---------- Source data ----------
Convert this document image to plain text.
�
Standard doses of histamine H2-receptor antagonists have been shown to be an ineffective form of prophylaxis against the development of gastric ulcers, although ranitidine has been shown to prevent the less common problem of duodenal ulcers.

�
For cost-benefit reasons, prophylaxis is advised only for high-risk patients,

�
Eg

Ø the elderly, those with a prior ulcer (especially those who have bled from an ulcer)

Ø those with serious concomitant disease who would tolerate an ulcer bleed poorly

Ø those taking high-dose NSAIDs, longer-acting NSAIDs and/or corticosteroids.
----------
■ Task to complete ■
Transcribe each line of the listing above precisely as it appears.

■ Response area ■
Convert this document image to plain text.
�
Standard doses of histamine H2-receptor antagonists have been shown to be an ineffective form of prophylaxis against the development of gastric ulcers, although ranitidine has been shown to prevent the less common problem of duodenal ulcers.

�
For cost-benefit reasons, prophylaxis is advised only for high-risk patients,

�
Eg

Ø the elderly, those with a prior ulcer (especially those who have bled from an ulcer)

Ø those with serious concomitant disease who would tolerate an ulcer bleed poorly

Ø those taking high-dose NSAIDs, longer-acting NSAIDs and/or corticosteroids.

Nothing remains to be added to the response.